» **Challenge**
Find the word "blue" in the records below. List each line containing it.

» **Recorded data**
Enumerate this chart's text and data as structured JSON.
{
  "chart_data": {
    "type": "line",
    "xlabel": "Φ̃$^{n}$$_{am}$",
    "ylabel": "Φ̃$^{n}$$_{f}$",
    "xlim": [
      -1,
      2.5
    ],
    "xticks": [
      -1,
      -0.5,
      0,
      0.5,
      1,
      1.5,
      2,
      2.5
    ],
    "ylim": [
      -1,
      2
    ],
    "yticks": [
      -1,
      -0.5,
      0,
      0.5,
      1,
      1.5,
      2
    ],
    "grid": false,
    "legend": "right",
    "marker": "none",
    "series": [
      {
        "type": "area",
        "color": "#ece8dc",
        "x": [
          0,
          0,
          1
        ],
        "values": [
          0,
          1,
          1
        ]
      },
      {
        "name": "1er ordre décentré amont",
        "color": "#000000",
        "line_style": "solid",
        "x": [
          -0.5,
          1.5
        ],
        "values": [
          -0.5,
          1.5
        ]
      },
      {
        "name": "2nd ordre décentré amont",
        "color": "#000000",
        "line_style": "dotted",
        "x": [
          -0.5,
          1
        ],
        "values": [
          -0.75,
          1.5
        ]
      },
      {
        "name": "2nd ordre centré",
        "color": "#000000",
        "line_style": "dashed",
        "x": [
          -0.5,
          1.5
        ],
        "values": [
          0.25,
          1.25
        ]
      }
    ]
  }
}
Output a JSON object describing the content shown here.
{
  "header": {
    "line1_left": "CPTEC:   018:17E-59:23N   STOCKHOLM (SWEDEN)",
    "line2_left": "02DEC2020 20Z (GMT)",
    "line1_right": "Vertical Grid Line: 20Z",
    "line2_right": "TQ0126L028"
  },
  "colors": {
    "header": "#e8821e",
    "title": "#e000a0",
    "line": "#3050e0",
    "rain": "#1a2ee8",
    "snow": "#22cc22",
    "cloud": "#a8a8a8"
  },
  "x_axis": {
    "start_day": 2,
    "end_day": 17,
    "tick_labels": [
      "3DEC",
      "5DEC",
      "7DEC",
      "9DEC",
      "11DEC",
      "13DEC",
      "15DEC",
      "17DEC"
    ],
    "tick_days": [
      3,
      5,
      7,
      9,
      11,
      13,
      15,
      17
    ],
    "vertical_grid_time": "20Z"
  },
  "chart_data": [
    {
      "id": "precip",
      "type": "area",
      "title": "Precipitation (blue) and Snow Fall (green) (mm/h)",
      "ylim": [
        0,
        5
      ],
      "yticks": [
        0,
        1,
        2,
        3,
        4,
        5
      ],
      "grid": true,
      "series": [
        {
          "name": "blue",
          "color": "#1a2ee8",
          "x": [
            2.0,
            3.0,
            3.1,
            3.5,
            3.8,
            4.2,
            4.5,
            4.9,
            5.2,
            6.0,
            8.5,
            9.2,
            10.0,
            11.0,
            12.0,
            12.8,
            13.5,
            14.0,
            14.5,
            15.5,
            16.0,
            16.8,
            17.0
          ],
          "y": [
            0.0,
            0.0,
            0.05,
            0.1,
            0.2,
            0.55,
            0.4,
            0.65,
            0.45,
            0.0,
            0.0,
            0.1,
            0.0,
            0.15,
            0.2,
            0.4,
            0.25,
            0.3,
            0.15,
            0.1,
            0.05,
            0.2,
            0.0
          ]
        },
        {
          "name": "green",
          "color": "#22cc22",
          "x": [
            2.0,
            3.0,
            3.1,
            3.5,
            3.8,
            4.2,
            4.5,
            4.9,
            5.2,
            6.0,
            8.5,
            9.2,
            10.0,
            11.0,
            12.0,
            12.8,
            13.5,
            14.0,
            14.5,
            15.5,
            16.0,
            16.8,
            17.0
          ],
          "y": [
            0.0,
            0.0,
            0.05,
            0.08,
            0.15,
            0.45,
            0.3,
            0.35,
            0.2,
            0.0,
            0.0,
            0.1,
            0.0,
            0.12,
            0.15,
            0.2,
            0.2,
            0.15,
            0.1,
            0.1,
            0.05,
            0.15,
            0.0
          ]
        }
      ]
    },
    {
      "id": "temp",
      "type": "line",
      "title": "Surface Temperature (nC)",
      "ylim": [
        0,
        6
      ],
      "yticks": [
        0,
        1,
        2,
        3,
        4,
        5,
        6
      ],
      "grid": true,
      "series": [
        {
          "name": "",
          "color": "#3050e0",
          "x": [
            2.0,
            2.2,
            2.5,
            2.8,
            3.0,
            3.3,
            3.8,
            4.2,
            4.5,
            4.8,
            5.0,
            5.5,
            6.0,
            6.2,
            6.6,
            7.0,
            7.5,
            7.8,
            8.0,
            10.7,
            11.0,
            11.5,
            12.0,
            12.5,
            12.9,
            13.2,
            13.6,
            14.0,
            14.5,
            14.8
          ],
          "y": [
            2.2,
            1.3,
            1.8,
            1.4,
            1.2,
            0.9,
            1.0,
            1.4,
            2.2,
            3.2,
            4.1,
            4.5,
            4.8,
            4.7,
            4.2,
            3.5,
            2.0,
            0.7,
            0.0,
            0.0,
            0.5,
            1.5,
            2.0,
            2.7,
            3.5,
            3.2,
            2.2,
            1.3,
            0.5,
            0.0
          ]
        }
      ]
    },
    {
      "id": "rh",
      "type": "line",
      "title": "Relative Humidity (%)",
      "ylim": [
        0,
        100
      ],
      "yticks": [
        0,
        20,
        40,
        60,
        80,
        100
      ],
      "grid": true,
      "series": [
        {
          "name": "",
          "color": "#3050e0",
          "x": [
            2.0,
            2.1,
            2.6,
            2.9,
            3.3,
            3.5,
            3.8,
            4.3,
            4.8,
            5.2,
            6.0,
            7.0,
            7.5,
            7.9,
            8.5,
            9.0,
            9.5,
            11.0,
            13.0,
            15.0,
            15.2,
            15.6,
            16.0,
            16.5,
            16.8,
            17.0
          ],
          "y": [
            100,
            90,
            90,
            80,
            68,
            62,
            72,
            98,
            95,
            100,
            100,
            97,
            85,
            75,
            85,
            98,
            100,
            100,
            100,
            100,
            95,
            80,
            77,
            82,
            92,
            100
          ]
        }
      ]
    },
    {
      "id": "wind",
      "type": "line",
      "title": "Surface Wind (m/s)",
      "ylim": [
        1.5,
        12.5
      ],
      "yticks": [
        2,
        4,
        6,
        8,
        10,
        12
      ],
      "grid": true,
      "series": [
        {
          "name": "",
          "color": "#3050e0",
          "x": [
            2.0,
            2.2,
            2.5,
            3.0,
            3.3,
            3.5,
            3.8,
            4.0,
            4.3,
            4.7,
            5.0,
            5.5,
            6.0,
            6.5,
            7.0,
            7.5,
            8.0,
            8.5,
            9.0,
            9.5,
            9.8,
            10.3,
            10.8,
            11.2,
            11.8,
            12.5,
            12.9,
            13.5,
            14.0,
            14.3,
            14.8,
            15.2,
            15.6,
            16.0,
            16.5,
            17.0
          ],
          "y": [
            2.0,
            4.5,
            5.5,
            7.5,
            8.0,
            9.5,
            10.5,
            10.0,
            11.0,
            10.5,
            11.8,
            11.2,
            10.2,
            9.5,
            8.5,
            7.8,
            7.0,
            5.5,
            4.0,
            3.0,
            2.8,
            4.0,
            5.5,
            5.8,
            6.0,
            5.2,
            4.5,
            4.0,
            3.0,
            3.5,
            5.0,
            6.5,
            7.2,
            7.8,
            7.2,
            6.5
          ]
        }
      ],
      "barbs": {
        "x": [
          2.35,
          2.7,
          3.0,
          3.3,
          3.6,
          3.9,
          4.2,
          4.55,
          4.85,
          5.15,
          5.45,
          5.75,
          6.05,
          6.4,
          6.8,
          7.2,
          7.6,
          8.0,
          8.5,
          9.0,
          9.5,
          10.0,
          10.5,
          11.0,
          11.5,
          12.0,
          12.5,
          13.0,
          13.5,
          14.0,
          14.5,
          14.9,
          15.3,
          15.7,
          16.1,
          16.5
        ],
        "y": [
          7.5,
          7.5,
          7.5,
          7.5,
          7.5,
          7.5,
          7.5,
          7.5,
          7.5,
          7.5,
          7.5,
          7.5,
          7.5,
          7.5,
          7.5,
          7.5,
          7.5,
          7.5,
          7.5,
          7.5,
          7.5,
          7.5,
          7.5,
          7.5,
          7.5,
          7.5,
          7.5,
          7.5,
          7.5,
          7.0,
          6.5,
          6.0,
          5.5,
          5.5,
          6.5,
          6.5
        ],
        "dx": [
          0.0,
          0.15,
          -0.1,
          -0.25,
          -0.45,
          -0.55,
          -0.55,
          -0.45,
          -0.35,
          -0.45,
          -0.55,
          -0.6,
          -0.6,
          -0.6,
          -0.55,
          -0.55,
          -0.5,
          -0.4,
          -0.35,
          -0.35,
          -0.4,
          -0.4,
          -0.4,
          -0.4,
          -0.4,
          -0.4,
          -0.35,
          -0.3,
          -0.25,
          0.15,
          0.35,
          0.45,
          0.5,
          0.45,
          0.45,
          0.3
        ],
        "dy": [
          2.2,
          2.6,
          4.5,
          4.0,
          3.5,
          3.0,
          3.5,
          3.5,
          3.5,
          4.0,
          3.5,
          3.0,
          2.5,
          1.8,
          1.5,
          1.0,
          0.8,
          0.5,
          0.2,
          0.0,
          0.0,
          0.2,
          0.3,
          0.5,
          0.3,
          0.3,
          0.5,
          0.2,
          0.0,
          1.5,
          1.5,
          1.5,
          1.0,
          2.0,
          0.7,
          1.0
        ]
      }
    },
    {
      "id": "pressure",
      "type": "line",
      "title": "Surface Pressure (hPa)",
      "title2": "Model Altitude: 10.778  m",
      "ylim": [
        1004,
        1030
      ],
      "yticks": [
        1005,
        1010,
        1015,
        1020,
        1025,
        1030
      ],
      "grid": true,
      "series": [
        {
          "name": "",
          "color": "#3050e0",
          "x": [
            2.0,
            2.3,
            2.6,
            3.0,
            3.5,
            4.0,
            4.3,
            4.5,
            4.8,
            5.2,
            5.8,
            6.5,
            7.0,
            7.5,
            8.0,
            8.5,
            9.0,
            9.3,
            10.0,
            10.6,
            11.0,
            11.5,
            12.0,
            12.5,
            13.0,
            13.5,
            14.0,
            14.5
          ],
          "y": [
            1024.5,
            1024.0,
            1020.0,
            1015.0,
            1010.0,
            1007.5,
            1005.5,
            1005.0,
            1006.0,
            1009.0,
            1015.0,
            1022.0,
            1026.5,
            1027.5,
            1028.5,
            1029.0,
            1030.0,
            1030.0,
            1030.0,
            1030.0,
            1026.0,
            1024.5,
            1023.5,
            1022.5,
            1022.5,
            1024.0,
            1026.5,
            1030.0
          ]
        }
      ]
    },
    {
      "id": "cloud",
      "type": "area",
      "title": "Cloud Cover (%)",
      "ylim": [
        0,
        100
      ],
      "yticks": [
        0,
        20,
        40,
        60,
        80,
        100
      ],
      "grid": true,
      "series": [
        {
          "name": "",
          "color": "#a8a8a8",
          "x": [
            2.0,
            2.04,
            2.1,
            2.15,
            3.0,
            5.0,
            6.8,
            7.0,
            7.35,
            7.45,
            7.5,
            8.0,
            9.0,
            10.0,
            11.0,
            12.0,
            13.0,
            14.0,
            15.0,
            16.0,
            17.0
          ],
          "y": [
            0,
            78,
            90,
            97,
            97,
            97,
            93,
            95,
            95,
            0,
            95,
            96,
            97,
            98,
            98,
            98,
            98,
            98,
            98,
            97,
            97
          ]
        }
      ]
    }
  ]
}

» **Response to this exercise**
      "title": "Precipitation (blue) and Snow Fall (green) (mm/h)",
          "name": "blue",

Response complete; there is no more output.